Task instructions
Which lines hold the word "Advanced"? Show each of them.

--- START OF Records to use ---

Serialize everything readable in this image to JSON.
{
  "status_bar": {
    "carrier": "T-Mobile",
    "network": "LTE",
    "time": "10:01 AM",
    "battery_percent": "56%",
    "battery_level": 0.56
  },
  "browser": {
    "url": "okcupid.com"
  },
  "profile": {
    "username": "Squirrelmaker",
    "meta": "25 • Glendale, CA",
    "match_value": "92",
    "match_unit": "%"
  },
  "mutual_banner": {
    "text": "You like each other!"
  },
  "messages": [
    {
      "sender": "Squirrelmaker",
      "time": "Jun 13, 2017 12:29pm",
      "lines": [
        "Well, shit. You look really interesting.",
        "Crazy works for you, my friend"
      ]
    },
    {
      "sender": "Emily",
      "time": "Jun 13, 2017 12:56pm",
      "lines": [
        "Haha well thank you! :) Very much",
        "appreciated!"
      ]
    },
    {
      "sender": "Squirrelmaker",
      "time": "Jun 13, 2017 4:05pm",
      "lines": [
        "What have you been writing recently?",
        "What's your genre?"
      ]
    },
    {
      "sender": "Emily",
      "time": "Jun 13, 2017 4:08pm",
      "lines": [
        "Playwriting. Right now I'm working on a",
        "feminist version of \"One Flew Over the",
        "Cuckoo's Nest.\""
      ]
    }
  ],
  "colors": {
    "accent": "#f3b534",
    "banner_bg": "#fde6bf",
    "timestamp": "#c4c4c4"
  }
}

--- END OF Records to use ---
--- START OF Records to use ---

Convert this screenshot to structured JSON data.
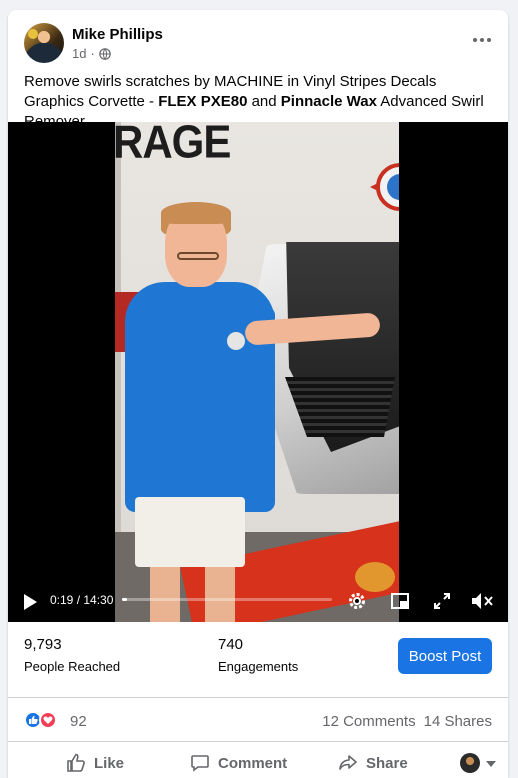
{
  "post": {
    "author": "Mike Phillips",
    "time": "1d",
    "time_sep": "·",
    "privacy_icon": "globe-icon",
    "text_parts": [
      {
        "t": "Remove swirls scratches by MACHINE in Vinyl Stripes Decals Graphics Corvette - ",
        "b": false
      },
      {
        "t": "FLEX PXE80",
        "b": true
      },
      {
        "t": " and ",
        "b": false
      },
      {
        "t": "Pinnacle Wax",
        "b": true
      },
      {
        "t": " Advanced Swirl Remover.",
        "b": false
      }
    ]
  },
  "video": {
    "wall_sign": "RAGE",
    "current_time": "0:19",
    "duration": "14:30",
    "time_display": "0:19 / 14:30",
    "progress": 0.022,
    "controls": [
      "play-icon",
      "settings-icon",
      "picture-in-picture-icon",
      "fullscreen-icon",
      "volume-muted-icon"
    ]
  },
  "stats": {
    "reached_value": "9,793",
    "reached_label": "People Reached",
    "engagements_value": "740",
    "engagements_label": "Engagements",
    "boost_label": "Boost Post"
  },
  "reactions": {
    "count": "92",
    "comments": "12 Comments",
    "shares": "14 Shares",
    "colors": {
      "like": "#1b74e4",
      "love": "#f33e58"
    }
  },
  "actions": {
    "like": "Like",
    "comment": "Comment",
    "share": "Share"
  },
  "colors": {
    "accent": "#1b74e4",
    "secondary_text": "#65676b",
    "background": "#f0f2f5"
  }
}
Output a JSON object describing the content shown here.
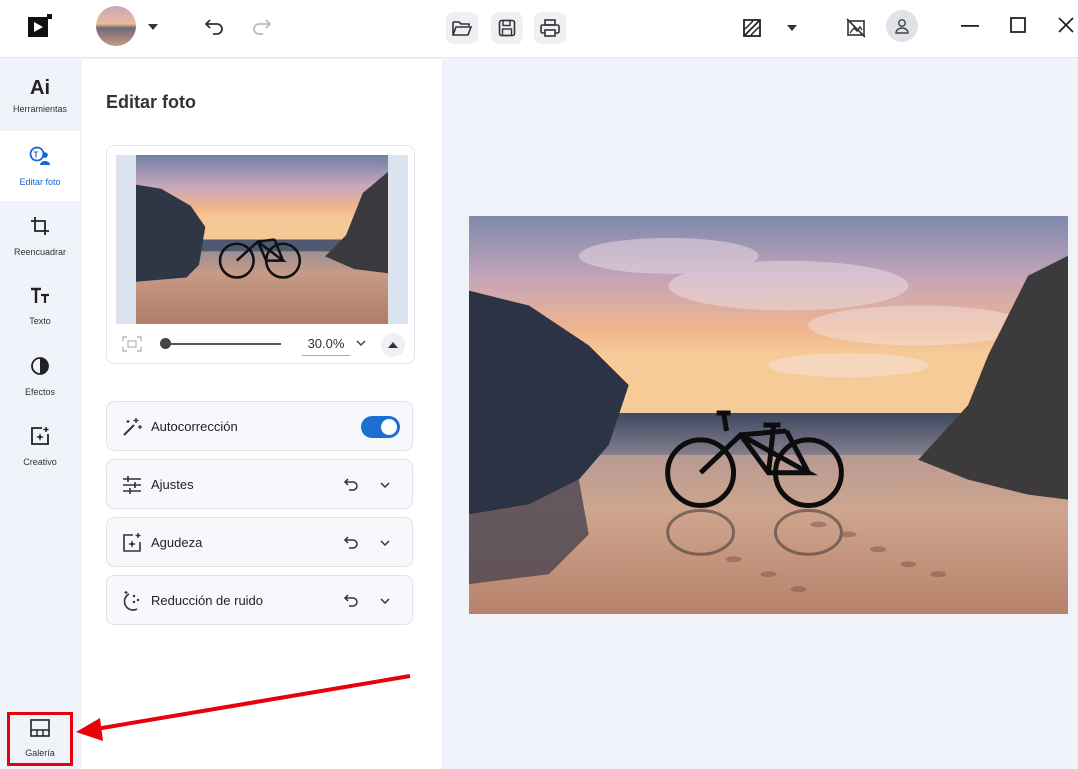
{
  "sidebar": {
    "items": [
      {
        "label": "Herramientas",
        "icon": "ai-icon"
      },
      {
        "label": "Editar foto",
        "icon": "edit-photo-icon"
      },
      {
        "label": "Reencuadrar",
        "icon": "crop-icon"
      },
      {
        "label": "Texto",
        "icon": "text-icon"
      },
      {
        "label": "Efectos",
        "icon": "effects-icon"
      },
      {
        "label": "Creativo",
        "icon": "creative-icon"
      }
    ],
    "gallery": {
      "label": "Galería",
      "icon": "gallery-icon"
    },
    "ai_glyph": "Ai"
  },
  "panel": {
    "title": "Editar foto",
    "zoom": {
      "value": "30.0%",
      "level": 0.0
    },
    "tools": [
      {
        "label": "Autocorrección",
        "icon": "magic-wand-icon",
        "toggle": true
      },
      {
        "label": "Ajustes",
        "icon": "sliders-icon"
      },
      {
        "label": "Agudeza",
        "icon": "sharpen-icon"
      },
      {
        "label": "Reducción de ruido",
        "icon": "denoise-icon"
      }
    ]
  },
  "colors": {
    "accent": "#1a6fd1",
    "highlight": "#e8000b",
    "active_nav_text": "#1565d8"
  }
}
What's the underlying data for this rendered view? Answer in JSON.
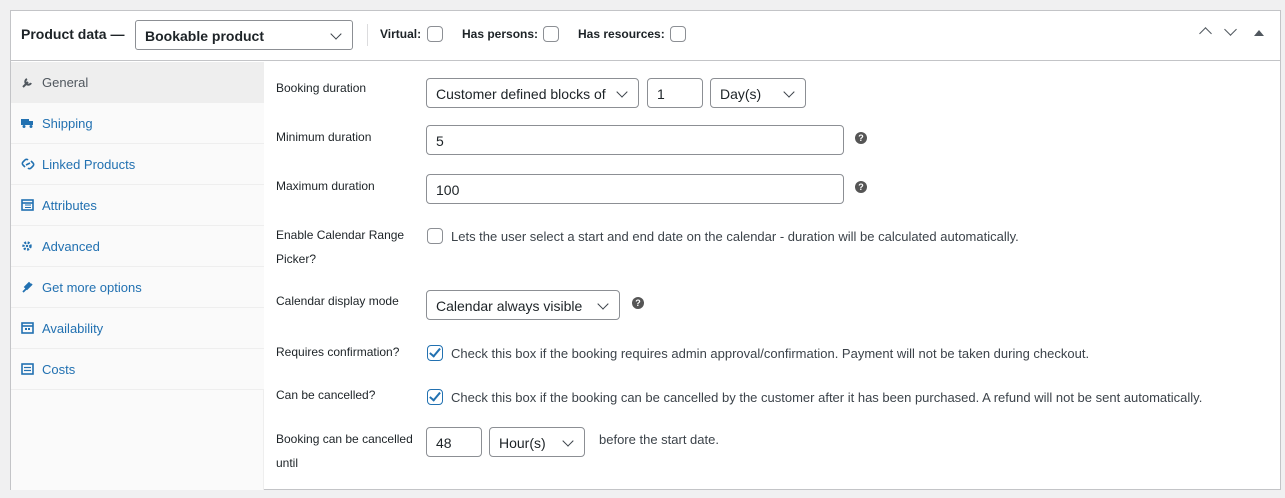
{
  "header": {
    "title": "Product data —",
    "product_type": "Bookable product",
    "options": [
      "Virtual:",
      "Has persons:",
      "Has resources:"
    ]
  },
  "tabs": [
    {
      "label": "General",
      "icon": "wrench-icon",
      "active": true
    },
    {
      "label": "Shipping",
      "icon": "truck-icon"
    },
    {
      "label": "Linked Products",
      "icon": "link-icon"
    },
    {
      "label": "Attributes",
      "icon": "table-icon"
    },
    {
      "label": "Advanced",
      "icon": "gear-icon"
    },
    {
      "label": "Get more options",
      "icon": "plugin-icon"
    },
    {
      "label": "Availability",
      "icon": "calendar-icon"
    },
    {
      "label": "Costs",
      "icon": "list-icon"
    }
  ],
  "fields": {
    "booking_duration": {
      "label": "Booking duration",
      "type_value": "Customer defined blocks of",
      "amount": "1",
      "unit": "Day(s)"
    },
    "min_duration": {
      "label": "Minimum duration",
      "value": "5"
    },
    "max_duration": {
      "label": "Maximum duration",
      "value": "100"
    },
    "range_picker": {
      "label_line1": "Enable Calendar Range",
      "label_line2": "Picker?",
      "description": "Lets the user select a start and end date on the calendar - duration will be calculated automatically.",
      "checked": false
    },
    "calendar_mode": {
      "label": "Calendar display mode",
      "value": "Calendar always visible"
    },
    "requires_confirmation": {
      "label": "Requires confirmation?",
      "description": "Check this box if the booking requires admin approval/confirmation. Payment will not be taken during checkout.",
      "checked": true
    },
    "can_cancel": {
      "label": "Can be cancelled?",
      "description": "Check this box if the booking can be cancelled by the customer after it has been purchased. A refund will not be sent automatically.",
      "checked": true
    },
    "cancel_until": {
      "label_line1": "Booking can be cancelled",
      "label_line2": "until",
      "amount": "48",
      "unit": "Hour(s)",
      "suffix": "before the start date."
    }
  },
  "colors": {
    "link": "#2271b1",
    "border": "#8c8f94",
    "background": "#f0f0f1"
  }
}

--- END OF Records to use ---
--- START OF Records to use ---

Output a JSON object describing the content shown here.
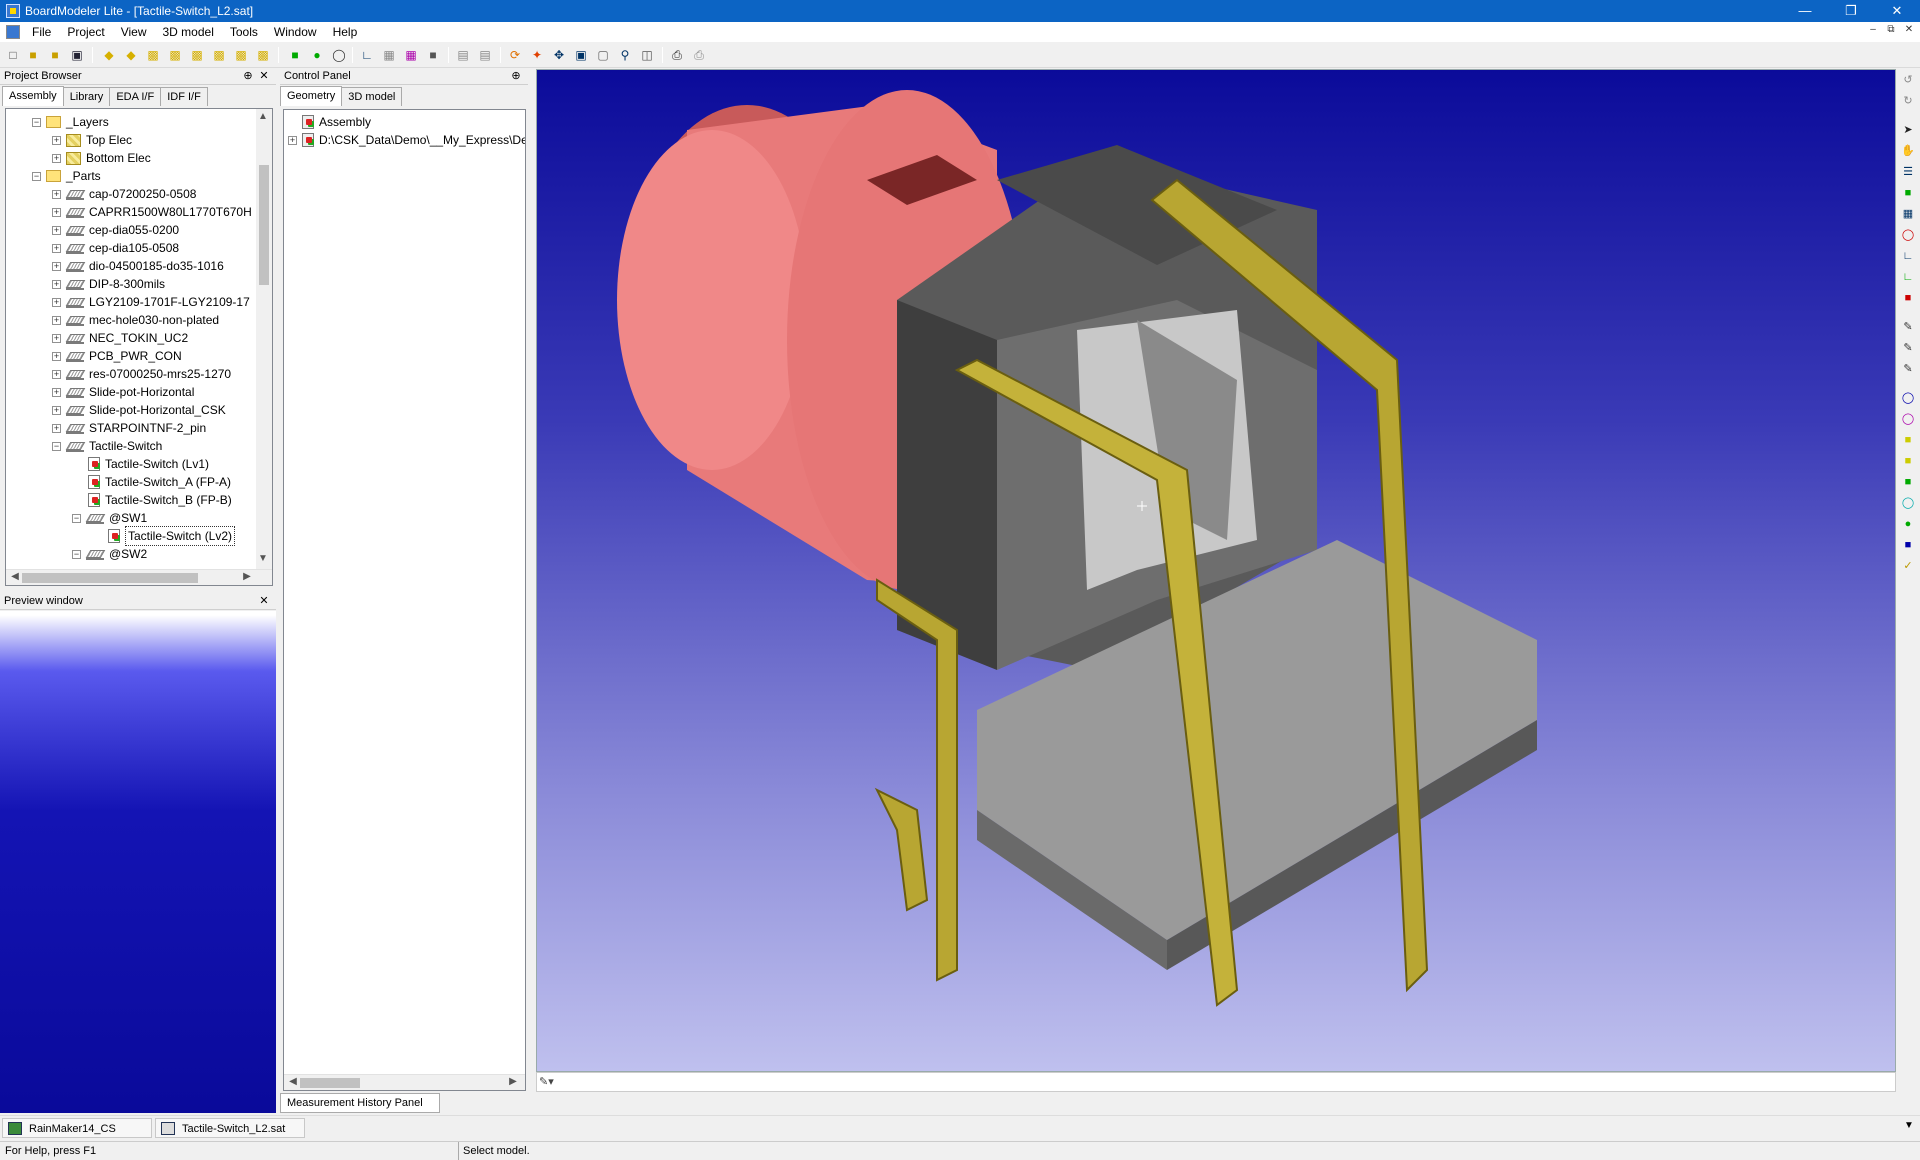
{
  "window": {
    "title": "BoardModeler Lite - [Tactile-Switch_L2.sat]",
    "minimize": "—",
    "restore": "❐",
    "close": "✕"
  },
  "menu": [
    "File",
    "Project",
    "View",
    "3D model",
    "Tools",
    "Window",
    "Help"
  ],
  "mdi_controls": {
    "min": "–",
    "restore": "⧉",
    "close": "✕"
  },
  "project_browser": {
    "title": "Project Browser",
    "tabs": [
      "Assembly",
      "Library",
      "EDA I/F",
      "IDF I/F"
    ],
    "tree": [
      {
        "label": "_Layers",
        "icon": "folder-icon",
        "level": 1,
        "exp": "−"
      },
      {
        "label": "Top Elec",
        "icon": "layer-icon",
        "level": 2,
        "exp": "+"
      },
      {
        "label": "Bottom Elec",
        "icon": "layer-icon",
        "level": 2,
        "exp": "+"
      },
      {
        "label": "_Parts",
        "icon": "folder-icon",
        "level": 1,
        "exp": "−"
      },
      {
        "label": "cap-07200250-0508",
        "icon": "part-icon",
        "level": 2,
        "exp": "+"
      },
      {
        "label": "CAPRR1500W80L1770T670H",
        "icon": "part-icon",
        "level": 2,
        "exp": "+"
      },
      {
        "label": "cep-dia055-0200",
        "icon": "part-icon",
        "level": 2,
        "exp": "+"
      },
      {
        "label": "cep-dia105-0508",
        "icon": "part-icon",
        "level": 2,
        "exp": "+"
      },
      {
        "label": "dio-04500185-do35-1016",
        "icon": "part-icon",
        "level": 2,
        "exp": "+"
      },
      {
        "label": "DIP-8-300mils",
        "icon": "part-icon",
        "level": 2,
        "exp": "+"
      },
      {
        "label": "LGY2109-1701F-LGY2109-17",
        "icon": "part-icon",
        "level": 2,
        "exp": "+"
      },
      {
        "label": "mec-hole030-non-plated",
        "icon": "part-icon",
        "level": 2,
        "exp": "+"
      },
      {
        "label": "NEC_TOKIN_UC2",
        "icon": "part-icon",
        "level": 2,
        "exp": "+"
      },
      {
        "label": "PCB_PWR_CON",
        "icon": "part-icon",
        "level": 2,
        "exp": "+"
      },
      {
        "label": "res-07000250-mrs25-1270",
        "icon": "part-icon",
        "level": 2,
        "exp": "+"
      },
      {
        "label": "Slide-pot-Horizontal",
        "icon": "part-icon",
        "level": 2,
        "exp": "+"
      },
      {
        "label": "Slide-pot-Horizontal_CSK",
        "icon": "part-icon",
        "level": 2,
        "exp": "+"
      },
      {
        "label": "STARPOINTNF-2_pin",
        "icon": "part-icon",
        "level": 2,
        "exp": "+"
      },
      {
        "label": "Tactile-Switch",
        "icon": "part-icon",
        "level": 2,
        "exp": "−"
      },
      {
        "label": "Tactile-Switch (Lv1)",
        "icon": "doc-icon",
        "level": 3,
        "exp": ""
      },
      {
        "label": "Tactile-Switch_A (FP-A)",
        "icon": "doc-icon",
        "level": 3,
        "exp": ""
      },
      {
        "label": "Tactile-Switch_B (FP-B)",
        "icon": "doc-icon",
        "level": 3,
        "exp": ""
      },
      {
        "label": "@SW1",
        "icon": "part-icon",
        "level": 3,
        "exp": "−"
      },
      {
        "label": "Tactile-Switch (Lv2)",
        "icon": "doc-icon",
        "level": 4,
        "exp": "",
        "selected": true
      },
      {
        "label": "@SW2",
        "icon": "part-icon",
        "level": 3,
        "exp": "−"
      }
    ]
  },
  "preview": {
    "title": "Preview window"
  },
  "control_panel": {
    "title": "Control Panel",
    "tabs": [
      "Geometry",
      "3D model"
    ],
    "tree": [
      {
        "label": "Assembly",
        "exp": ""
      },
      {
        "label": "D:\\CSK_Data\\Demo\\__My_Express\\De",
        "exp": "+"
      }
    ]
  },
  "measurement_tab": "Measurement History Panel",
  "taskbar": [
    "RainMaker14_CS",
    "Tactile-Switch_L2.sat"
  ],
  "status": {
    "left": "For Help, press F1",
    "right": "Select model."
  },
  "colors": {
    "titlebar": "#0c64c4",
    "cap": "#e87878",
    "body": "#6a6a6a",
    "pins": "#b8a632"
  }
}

--- END OF Records to use ---

Complete output
        "t": " Advanced Swirl Remover.",
      "label": "Advanced",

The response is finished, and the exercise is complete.